■ **Aim**:
Gather, from the listing beneath this task, every line holding the string "text".
** Begin Extracted entries **
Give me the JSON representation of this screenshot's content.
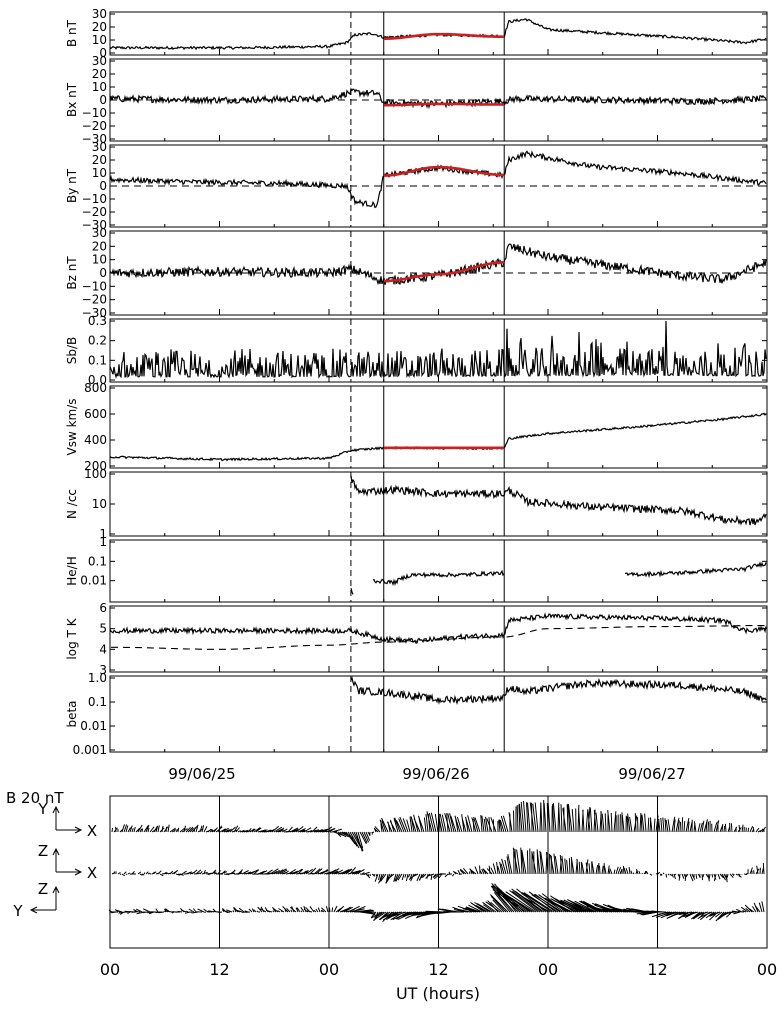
{
  "colors": {
    "ink": "#000000",
    "fit": "#cc1f1f",
    "background": "#ffffff"
  },
  "events": {
    "shock_day": 2.1,
    "mc_start_day": 2.25,
    "mc_end_day": 2.8
  },
  "date_labels": [
    {
      "text": "99/06/25",
      "day": 1.5
    },
    {
      "text": "99/06/26",
      "day": 2.5
    },
    {
      "text": "99/06/27",
      "day": 3.5
    }
  ],
  "chart_data": [
    {
      "id": "B",
      "ylabel": "B nT",
      "scale": "linear",
      "ylim": [
        0,
        30
      ],
      "ticks": [
        "0",
        "10",
        "20",
        "30"
      ],
      "tick_values": [
        0,
        10,
        20,
        30
      ],
      "zero_dashed": false,
      "profile": [
        [
          1.0,
          4
        ],
        [
          1.6,
          4
        ],
        [
          2.0,
          5
        ],
        [
          2.08,
          8
        ],
        [
          2.12,
          14
        ],
        [
          2.2,
          15
        ],
        [
          2.25,
          12
        ],
        [
          2.5,
          14
        ],
        [
          2.8,
          13
        ],
        [
          2.82,
          24
        ],
        [
          2.9,
          26
        ],
        [
          3.0,
          18
        ],
        [
          3.3,
          15
        ],
        [
          3.6,
          12
        ],
        [
          3.9,
          8
        ],
        [
          4.0,
          11
        ]
      ],
      "noise": 1.0,
      "fit": [
        [
          2.25,
          11
        ],
        [
          2.5,
          14.5
        ],
        [
          2.8,
          12.5
        ]
      ]
    },
    {
      "id": "Bx",
      "ylabel": "Bx nT",
      "scale": "linear",
      "ylim": [
        -30,
        30
      ],
      "ticks": [
        "−30",
        "−20",
        "−10",
        "0",
        "10",
        "20",
        "30"
      ],
      "tick_values": [
        -30,
        -20,
        -10,
        0,
        10,
        20,
        30
      ],
      "zero_dashed": true,
      "profile": [
        [
          1.0,
          1
        ],
        [
          1.5,
          0
        ],
        [
          2.0,
          1
        ],
        [
          2.1,
          6
        ],
        [
          2.22,
          5
        ],
        [
          2.25,
          -2
        ],
        [
          2.5,
          -3
        ],
        [
          2.8,
          -1
        ],
        [
          2.85,
          1
        ],
        [
          3.3,
          0
        ],
        [
          3.7,
          -1
        ],
        [
          4.0,
          1
        ]
      ],
      "noise": 2.5,
      "fit": [
        [
          2.25,
          -4
        ],
        [
          2.5,
          -3
        ],
        [
          2.8,
          -3.5
        ]
      ]
    },
    {
      "id": "By",
      "ylabel": "By nT",
      "scale": "linear",
      "ylim": [
        -30,
        30
      ],
      "ticks": [
        "−30",
        "−20",
        "−10",
        "0",
        "10",
        "20",
        "30"
      ],
      "tick_values": [
        -30,
        -20,
        -10,
        0,
        10,
        20,
        30
      ],
      "zero_dashed": true,
      "profile": [
        [
          1.0,
          5
        ],
        [
          1.4,
          3
        ],
        [
          1.8,
          2
        ],
        [
          2.08,
          0
        ],
        [
          2.12,
          -12
        ],
        [
          2.22,
          -15
        ],
        [
          2.25,
          8
        ],
        [
          2.5,
          14
        ],
        [
          2.8,
          8
        ],
        [
          2.82,
          20
        ],
        [
          2.9,
          25
        ],
        [
          3.2,
          15
        ],
        [
          3.6,
          10
        ],
        [
          4.0,
          2
        ]
      ],
      "noise": 2.0,
      "fit": [
        [
          2.25,
          8
        ],
        [
          2.5,
          14.5
        ],
        [
          2.8,
          8.5
        ]
      ]
    },
    {
      "id": "Bz",
      "ylabel": "Bz nT",
      "scale": "linear",
      "ylim": [
        -30,
        30
      ],
      "ticks": [
        "−30",
        "−20",
        "−10",
        "0",
        "10",
        "20",
        "30"
      ],
      "tick_values": [
        -30,
        -20,
        -10,
        0,
        10,
        20,
        30
      ],
      "zero_dashed": true,
      "profile": [
        [
          1.0,
          0
        ],
        [
          1.5,
          1
        ],
        [
          2.0,
          0
        ],
        [
          2.1,
          3
        ],
        [
          2.25,
          -6
        ],
        [
          2.5,
          -2
        ],
        [
          2.8,
          8
        ],
        [
          2.82,
          20
        ],
        [
          3.0,
          12
        ],
        [
          3.3,
          5
        ],
        [
          3.6,
          -2
        ],
        [
          3.8,
          -5
        ],
        [
          4.0,
          8
        ]
      ],
      "noise": 3.5,
      "fit": [
        [
          2.25,
          -6
        ],
        [
          2.5,
          -1
        ],
        [
          2.8,
          8
        ]
      ]
    },
    {
      "id": "SbB",
      "ylabel": "Sb/B",
      "scale": "linear",
      "ylim": [
        0,
        0.3
      ],
      "ticks": [
        "0.0",
        "0.1",
        "0.2",
        "0.3"
      ],
      "tick_values": [
        0,
        0.1,
        0.2,
        0.3
      ],
      "zero_dashed": false,
      "spiky": true,
      "profile": [
        [
          1.0,
          0.04
        ],
        [
          2.0,
          0.04
        ],
        [
          2.8,
          0.05
        ],
        [
          3.5,
          0.06
        ],
        [
          4.0,
          0.05
        ]
      ],
      "noise": 0.06,
      "fit": []
    },
    {
      "id": "Vsw",
      "ylabel": "Vsw km/s",
      "scale": "linear",
      "ylim": [
        200,
        800
      ],
      "ticks": [
        "200",
        "400",
        "600",
        "800"
      ],
      "tick_values": [
        200,
        400,
        600,
        800
      ],
      "zero_dashed": false,
      "profile": [
        [
          1.0,
          270
        ],
        [
          1.5,
          250
        ],
        [
          2.0,
          260
        ],
        [
          2.1,
          320
        ],
        [
          2.25,
          340
        ],
        [
          2.8,
          335
        ],
        [
          2.82,
          410
        ],
        [
          3.0,
          450
        ],
        [
          3.4,
          500
        ],
        [
          3.8,
          560
        ],
        [
          4.0,
          600
        ]
      ],
      "noise": 8,
      "fit": [
        [
          2.25,
          340
        ],
        [
          2.8,
          340
        ]
      ]
    },
    {
      "id": "N",
      "ylabel": "N /cc",
      "scale": "log",
      "ylim": [
        1,
        100
      ],
      "ticks": [
        "1",
        "10",
        "100"
      ],
      "tick_values": [
        1,
        10,
        100
      ],
      "zero_dashed": false,
      "start_day": 2.1,
      "profile": [
        [
          2.1,
          70
        ],
        [
          2.13,
          25
        ],
        [
          2.3,
          30
        ],
        [
          2.5,
          22
        ],
        [
          2.8,
          22
        ],
        [
          2.82,
          28
        ],
        [
          2.9,
          12
        ],
        [
          3.2,
          8
        ],
        [
          3.6,
          6
        ],
        [
          3.8,
          3
        ],
        [
          3.95,
          2.5
        ],
        [
          4.0,
          4
        ]
      ],
      "noise": 0.25,
      "fit": []
    },
    {
      "id": "HeH",
      "ylabel": "He/H",
      "scale": "log",
      "ylim": [
        0.001,
        1.0
      ],
      "ticks": [
        "0.01",
        "0.1",
        "1"
      ],
      "tick_values": [
        0.01,
        0.1,
        1
      ],
      "zero_dashed": false,
      "segments": [
        [
          [
            2.1,
            0.004
          ],
          [
            2.11,
            0.002
          ]
        ],
        [
          [
            2.2,
            0.01
          ],
          [
            2.3,
            0.008
          ],
          [
            2.38,
            0.02
          ],
          [
            2.6,
            0.02
          ],
          [
            2.8,
            0.025
          ]
        ],
        [
          [
            3.35,
            0.02
          ],
          [
            3.6,
            0.025
          ],
          [
            3.9,
            0.04
          ],
          [
            4.0,
            0.08
          ]
        ]
      ],
      "noise": 0.2,
      "fit": []
    },
    {
      "id": "logT",
      "ylabel": "log T K",
      "scale": "linear",
      "ylim": [
        3,
        6
      ],
      "ticks": [
        "3",
        "4",
        "5",
        "6"
      ],
      "tick_values": [
        3,
        4,
        5,
        6
      ],
      "zero_dashed": false,
      "profile": [
        [
          2.1,
          4.9
        ],
        [
          2.25,
          4.5
        ],
        [
          2.4,
          4.4
        ],
        [
          2.6,
          4.6
        ],
        [
          2.8,
          4.7
        ],
        [
          2.82,
          5.4
        ],
        [
          3.0,
          5.6
        ],
        [
          3.5,
          5.5
        ],
        [
          3.8,
          5.4
        ],
        [
          3.9,
          4.9
        ],
        [
          4.0,
          5.0
        ]
      ],
      "noise": 0.12,
      "fit": [],
      "expected": [
        [
          1.0,
          4.1
        ],
        [
          1.5,
          4.0
        ],
        [
          2.0,
          4.2
        ],
        [
          2.25,
          4.35
        ],
        [
          2.8,
          4.6
        ],
        [
          3.0,
          5.0
        ],
        [
          3.5,
          5.1
        ],
        [
          4.0,
          5.15
        ]
      ]
    },
    {
      "id": "beta",
      "ylabel": "beta",
      "scale": "log",
      "ylim": [
        0.001,
        1.0
      ],
      "ticks": [
        "0.001",
        "0.01",
        "0.1",
        "1.0"
      ],
      "tick_values": [
        0.001,
        0.01,
        0.1,
        1.0
      ],
      "zero_dashed": false,
      "start_day": 2.1,
      "profile": [
        [
          2.1,
          1.0
        ],
        [
          2.13,
          0.3
        ],
        [
          2.25,
          0.25
        ],
        [
          2.5,
          0.12
        ],
        [
          2.8,
          0.15
        ],
        [
          2.82,
          0.4
        ],
        [
          2.9,
          0.25
        ],
        [
          3.2,
          0.6
        ],
        [
          3.6,
          0.5
        ],
        [
          3.9,
          0.25
        ],
        [
          4.0,
          0.1
        ]
      ],
      "noise": 0.3,
      "fit": []
    }
  ],
  "hodogram": {
    "scale_label": "B  20 nT",
    "xlabel": "UT (hours)",
    "ticks": [
      "00",
      "12",
      "00",
      "12",
      "00",
      "12",
      "00"
    ],
    "tick_days": [
      1.0,
      1.5,
      2.0,
      2.5,
      3.0,
      3.5,
      4.0
    ],
    "rows": [
      {
        "v": "Y",
        "h": "X",
        "h_side": "right"
      },
      {
        "v": "Z",
        "h": "X",
        "h_side": "right"
      },
      {
        "v": "Z",
        "h": "Y",
        "h_side": "left"
      }
    ]
  }
}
** End Extracted entries **
■ **Task output**:
      "text": "99/06/25",
      "text": "99/06/26",
      "text": "99/06/27",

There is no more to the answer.